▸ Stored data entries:
········

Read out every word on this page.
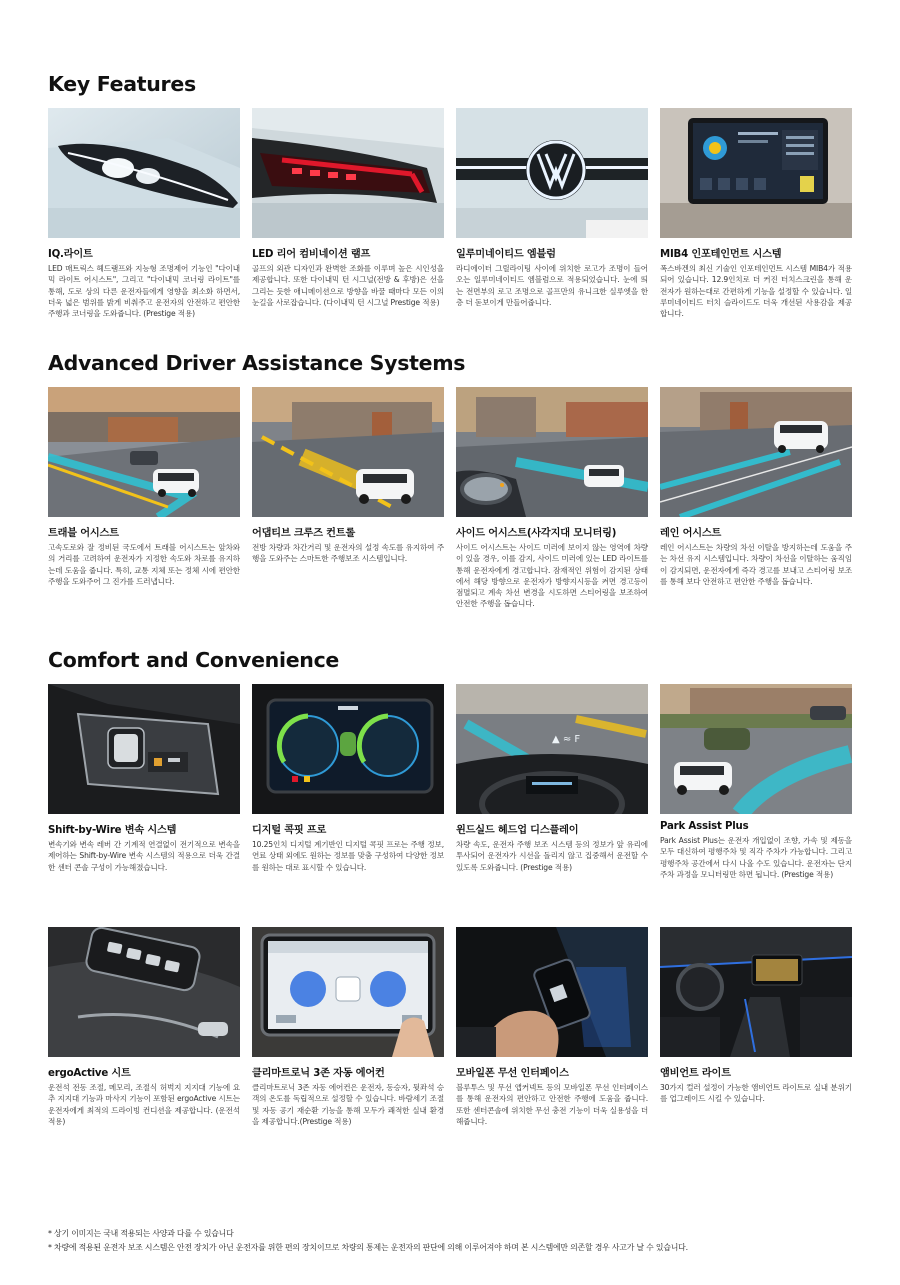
Key Features

IQ.라이트

LED 매트릭스 헤드램프와 지능형 조명제어 기능인 "다이내믹 라이트 어시스트", 그리고 "다이내믹 코너링 라이트"를 통해, 도로 상의 다른 운전자들에게 영향을 최소화 하면서, 더욱 넓은 범위를 밝게 비춰주고 운전자의 안전하고 편안한 주행과 코너링을 도와줍니다. (Prestige 적용)

LED 리어 컴비네이션 램프

골프의 외관 디자인과 완벽한 조화를 이루며 높은 시인성을 제공합니다. 또한 다이내믹 턴 시그널(전방 & 후방)은 선을 그리는 듯한 애니메이션으로 방향을 바꿀 때마다 모든 이의 눈길을 사로잡습니다. (다이내믹 턴 시그널 Prestige 적용)

일루미네이티드 엠블럼

라디에이터 그릴라이팅 사이에 위치한 로고가 조명이 들어오는 일루미네이티드 엠블럼으로 적용되었습니다. 눈에 띄는 전면부의 로고 조명으로 골프만의 유니크한 실루엣을 한층 더 돋보이게 만들어줍니다.

MIB4 인포테인먼트 시스템

폭스바겐의 최신 기술인 인포테인먼트 시스템 MIB4가 적용되어 있습니다. 12.9인치로 더 커진 터치스크린을 통해 운전자가 원하는대로 간편하게 기능을 설정할 수 있습니다. 일루미네이티드 터치 슬라이드도 더욱 개선된 사용감을 제공합니다.

Advanced Driver Assistance Systems

트래블 어시스트

고속도로와 잘 정비된 국도에서 트래블 어시스트는 앞차와의 거리를 고려하여 운전자가 지정한 속도와 차로를 유지하는데 도움을 줍니다. 특히, 교통 지체 또는 정체 시에 편안한 주행을 도와주어 그 진가를 드러냅니다.

어댑티브 크루즈 컨트롤

전방 차량과 차간거리 및 운전자의 설정 속도를 유지하여 주행을 도와주는 스마트한 주행보조 시스템입니다.

사이드 어시스트(사각지대 모니터링)

사이드 어시스트는 사이드 미러에 보이지 않는 영역에 차량이 있을 경우, 이를 감지, 사이드 미러에 있는 LED 라이트를 통해 운전자에게 경고합니다. 잠재적인 위험이 감지된 상태에서 해당 방향으로 운전자가 방향지시등을 켜면 경고등이 점멸되고 계속 차선 변경을 시도하면 스티어링을 보조하여 안전한 주행을 돕습니다.

레인 어시스트

레인 어시스트는 차량의 차선 이탈을 방지하는데 도움을 주는 차선 유지 시스템입니다. 차량이 차선을 이탈하는 움직임이 감지되면, 운전자에게 즉각 경고를 보내고 스티어링 보조를 통해 보다 안전하고 편안한 주행을 돕습니다.

Comfort and Convenience

Shift-by-Wire 변속 시스템

변속기와 변속 레버 간 기계적 연결없이 전기적으로 변속을 제어하는 Shift-by-Wire 변속 시스템의 적용으로 더욱 간결한 센터 콘솔 구성이 가능해졌습니다.

디지털 콕핏 프로

10.25인치 디지털 계기반인 디지털 콕핏 프로는 주행 정보, 연료 상태 외에도 원하는 정보를 맞춤 구성하여 다양한 정보를 원하는 대로 표시할 수 있습니다.

▲ ≈ F

윈드실드 헤드업 디스플레이

차량 속도, 운전자 주행 보조 시스템 등의 정보가 앞 유리에 투사되어 운전자가 시선을 돌리지 않고 집중해서 운전할 수 있도록 도와줍니다. (Prestige 적용)

Park Assist Plus

Park Assist Plus는 운전자 개입없이 조향, 가속 및 제동을 모두 대신하여 평행주차 및 직각 주차가 가능합니다. 그리고 평행주차 공간에서 다시 나올 수도 있습니다. 운전자는 단지 주차 과정을 모니터링만 하면 됩니다. (Prestige 적용)

ergoActive 시트

운전석 전동 조절, 메모리, 조절식 허벅지 지지대 기능에 요추 지지대 기능과 마사지 기능이 포함된 ergoActive 시트는 운전자에게 최적의 드라이빙 컨디션을 제공합니다. (운전석 적용)

클리마트로닉 3존 자동 에어컨

클리마트로닉 3존 자동 에어컨은 운전자, 동승자, 뒷좌석 승객의 온도를 독립적으로 설정할 수 있습니다. 바람세기 조절 및 자동 공기 재순환 기능을 통해 모두가 쾌적한 실내 환경을 제공합니다.(Prestige 적용)

모바일폰 무선 인터페이스

블루투스 및 무선 앱커넥트 등의 모바일폰 무선 인터페이스를 통해 운전자의 편안하고 안전한 주행에 도움을 줍니다. 또한 센터콘솔에 위치한 무선 충전 기능이 더욱 실용성을 더해줍니다.

앰비언트 라이트

30가지 컬러 설정이 가능한 앰비언트 라이트로 실내 분위기를 업그레이드 시킬 수 있습니다.

* 상기 이미지는 국내 적용되는 사양과 다를 수 있습니다

* 차량에 적용된 운전자 보조 시스템은 안전 장치가 아닌 운전자를 위한 편의 장치이므로 차량의 통제는 운전자의 판단에 의해 이루어져야 하며 본 시스템에만 의존할 경우 사고가 날 수 있습니다.
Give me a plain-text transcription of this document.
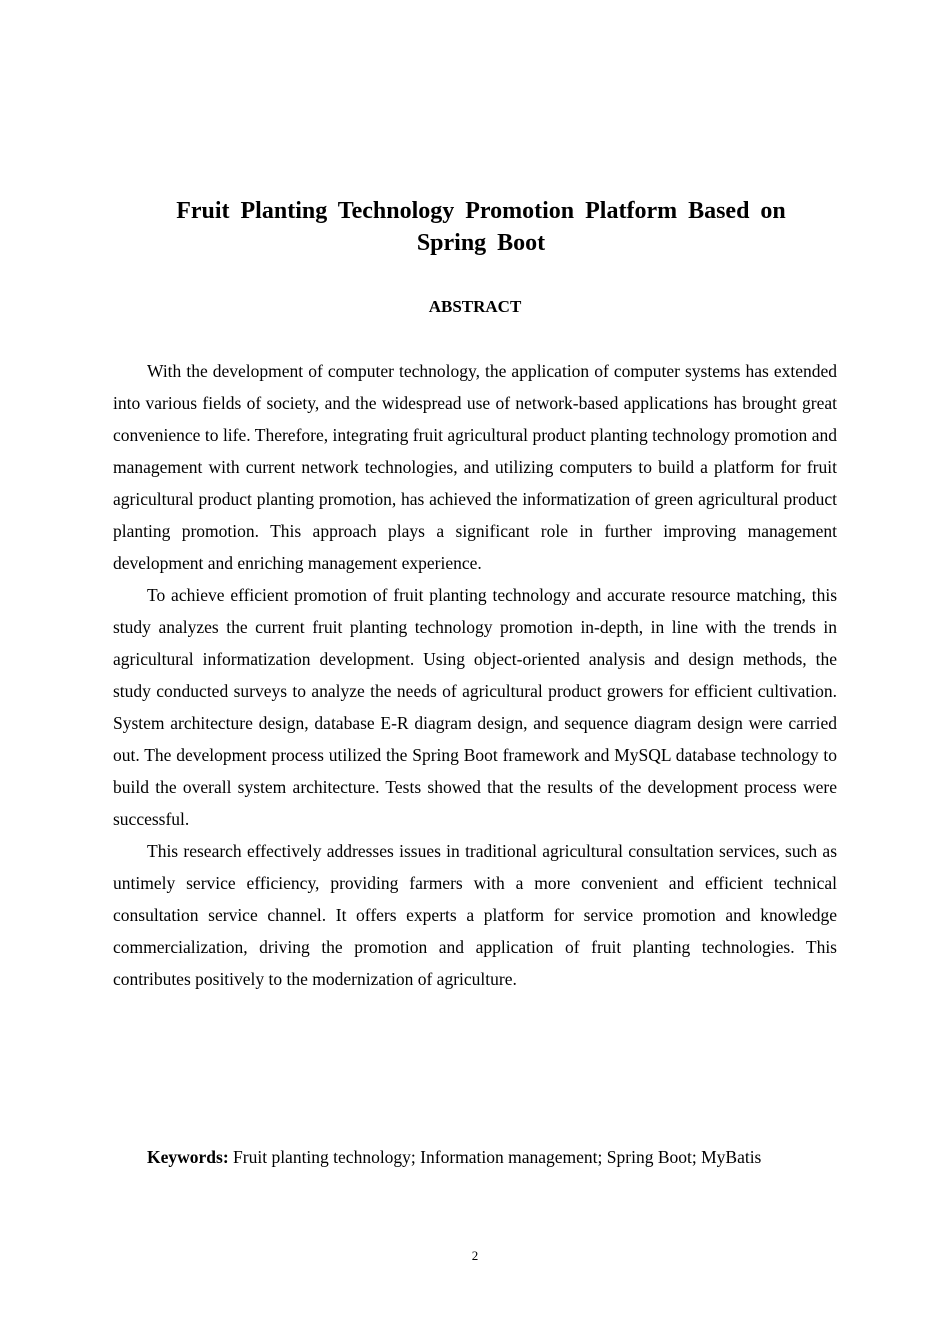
Fruit Planting Technology Promotion Platform Based on Spring Boot
ABSTRACT

With the development of computer technology, the application of computer systems has extended into various fields of society, and the widespread use of network-based applications has brought great convenience to life. Therefore, integrating fruit agricultural product planting technology promotion and management with current network technologies, and utilizing computers to build a platform for fruit agricultural product planting promotion, has achieved the informatization of green agricultural product planting promotion. This approach plays a significant role in further improving management development and enriching management experience.

To achieve efficient promotion of fruit planting technology and accurate resource matching, this study analyzes the current fruit planting technology promotion in-depth, in line with the trends in agricultural informatization development. Using object-oriented analysis and design methods, the study conducted surveys to analyze the needs of agricultural product growers for efficient cultivation. System architecture design, database E-R diagram design, and sequence diagram design were carried out. The development process utilized the Spring Boot framework and MySQL database technology to build the overall system architecture. Tests showed that the results of the development process were successful.

This research effectively addresses issues in traditional agricultural consultation services, such as untimely service efficiency, providing farmers with a more convenient and efficient technical consultation service channel. It offers experts a platform for service promotion and knowledge commercialization, driving the promotion and application of fruit planting technologies. This contributes positively to the modernization of agriculture.

Keywords: Fruit planting technology; Information management; Spring Boot; MyBatis

2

········

Each record above should be copied character for character, with pictures dropped.

Read out every word on this page.
Key Features

IQ.라이트

LED 매트릭스 헤드램프와 지능형 조명제어 기능인 "다이내믹 라이트 어시스트", 그리고 "다이내믹 코너링 라이트"를 통해, 도로 상의 다른 운전자들에게 영향을 최소화 하면서, 더욱 넓은 범위를 밝게 비춰주고 운전자의 안전하고 편안한 주행과 코너링을 도와줍니다. (Prestige 적용)

LED 리어 컴비네이션 램프

골프의 외관 디자인과 완벽한 조화를 이루며 높은 시인성을 제공합니다. 또한 다이내믹 턴 시그널(전방 & 후방)은 선을 그리는 듯한 애니메이션으로 방향을 바꿀 때마다 모든 이의 눈길을 사로잡습니다. (다이내믹 턴 시그널 Prestige 적용)

일루미네이티드 엠블럼

라디에이터 그릴라이팅 사이에 위치한 로고가 조명이 들어오는 일루미네이티드 엠블럼으로 적용되었습니다. 눈에 띄는 전면부의 로고 조명으로 골프만의 유니크한 실루엣을 한층 더 돋보이게 만들어줍니다.

MIB4 인포테인먼트 시스템

폭스바겐의 최신 기술인 인포테인먼트 시스템 MIB4가 적용되어 있습니다. 12.9인치로 더 커진 터치스크린을 통해 운전자가 원하는대로 간편하게 기능을 설정할 수 있습니다. 일루미네이티드 터치 슬라이드도 더욱 개선된 사용감을 제공합니다.

Advanced Driver Assistance Systems

트래블 어시스트

고속도로와 잘 정비된 국도에서 트래블 어시스트는 앞차와의 거리를 고려하여 운전자가 지정한 속도와 차로를 유지하는데 도움을 줍니다. 특히, 교통 지체 또는 정체 시에 편안한 주행을 도와주어 그 진가를 드러냅니다.

어댑티브 크루즈 컨트롤

전방 차량과 차간거리 및 운전자의 설정 속도를 유지하여 주행을 도와주는 스마트한 주행보조 시스템입니다.

사이드 어시스트(사각지대 모니터링)

사이드 어시스트는 사이드 미러에 보이지 않는 영역에 차량이 있을 경우, 이를 감지, 사이드 미러에 있는 LED 라이트를 통해 운전자에게 경고합니다. 잠재적인 위험이 감지된 상태에서 해당 방향으로 운전자가 방향지시등을 켜면 경고등이 점멸되고 계속 차선 변경을 시도하면 스티어링을 보조하여 안전한 주행을 돕습니다.

레인 어시스트

레인 어시스트는 차량의 차선 이탈을 방지하는데 도움을 주는 차선 유지 시스템입니다. 차량이 차선을 이탈하는 움직임이 감지되면, 운전자에게 즉각 경고를 보내고 스티어링 보조를 통해 보다 안전하고 편안한 주행을 돕습니다.

Comfort and Convenience

Shift-by-Wire 변속 시스템

변속기와 변속 레버 간 기계적 연결없이 전기적으로 변속을 제어하는 Shift-by-Wire 변속 시스템의 적용으로 더욱 간결한 센터 콘솔 구성이 가능해졌습니다.

디지털 콕핏 프로

10.25인치 디지털 계기반인 디지털 콕핏 프로는 주행 정보, 연료 상태 외에도 원하는 정보를 맞춤 구성하여 다양한 정보를 원하는 대로 표시할 수 있습니다.

▲ ≈ F

윈드실드 헤드업 디스플레이

차량 속도, 운전자 주행 보조 시스템 등의 정보가 앞 유리에 투사되어 운전자가 시선을 돌리지 않고 집중해서 운전할 수 있도록 도와줍니다. (Prestige 적용)

Park Assist Plus

Park Assist Plus는 운전자 개입없이 조향, 가속 및 제동을 모두 대신하여 평행주차 및 직각 주차가 가능합니다. 그리고 평행주차 공간에서 다시 나올 수도 있습니다. 운전자는 단지 주차 과정을 모니터링만 하면 됩니다. (Prestige 적용)

ergoActive 시트

운전석 전동 조절, 메모리, 조절식 허벅지 지지대 기능에 요추 지지대 기능과 마사지 기능이 포함된 ergoActive 시트는 운전자에게 최적의 드라이빙 컨디션을 제공합니다. (운전석 적용)

클리마트로닉 3존 자동 에어컨

클리마트로닉 3존 자동 에어컨은 운전자, 동승자, 뒷좌석 승객의 온도를 독립적으로 설정할 수 있습니다. 바람세기 조절 및 자동 공기 재순환 기능을 통해 모두가 쾌적한 실내 환경을 제공합니다.(Prestige 적용)

모바일폰 무선 인터페이스

블루투스 및 무선 앱커넥트 등의 모바일폰 무선 인터페이스를 통해 운전자의 편안하고 안전한 주행에 도움을 줍니다. 또한 센터콘솔에 위치한 무선 충전 기능이 더욱 실용성을 더해줍니다.

앰비언트 라이트

30가지 컬러 설정이 가능한 앰비언트 라이트로 실내 분위기를 업그레이드 시킬 수 있습니다.

* 상기 이미지는 국내 적용되는 사양과 다를 수 있습니다

* 차량에 적용된 운전자 보조 시스템은 안전 장치가 아닌 운전자를 위한 편의 장치이므로 차량의 통제는 운전자의 판단에 의해 이루어져야 하며 본 시스템에만 의존할 경우 사고가 날 수 있습니다.
Give me a plain-text transcription of this document.
Fruit Planting Technology Promotion Platform Based on Spring Boot
ABSTRACT

With the development of computer technology, the application of computer systems has extended into various fields of society, and the widespread use of network-based applications has brought great convenience to life. Therefore, integrating fruit agricultural product planting technology promotion and management with current network technologies, and utilizing computers to build a platform for fruit agricultural product planting promotion, has achieved the informatization of green agricultural product planting promotion. This approach plays a significant role in further improving management development and enriching management experience.

To achieve efficient promotion of fruit planting technology and accurate resource matching, this study analyzes the current fruit planting technology promotion in-depth, in line with the trends in agricultural informatization development. Using object-oriented analysis and design methods, the study conducted surveys to analyze the needs of agricultural product growers for efficient cultivation. System architecture design, database E-R diagram design, and sequence diagram design were carried out. The development process utilized the Spring Boot framework and MySQL database technology to build the overall system architecture. Tests showed that the results of the development process were successful.

This research effectively addresses issues in traditional agricultural consultation services, such as untimely service efficiency, providing farmers with a more convenient and efficient technical consultation service channel. It offers experts a platform for service promotion and knowledge commercialization, driving the promotion and application of fruit planting technologies. This contributes positively to the modernization of agriculture.

Keywords: Fruit planting technology; Information management; Spring Boot; MyBatis

2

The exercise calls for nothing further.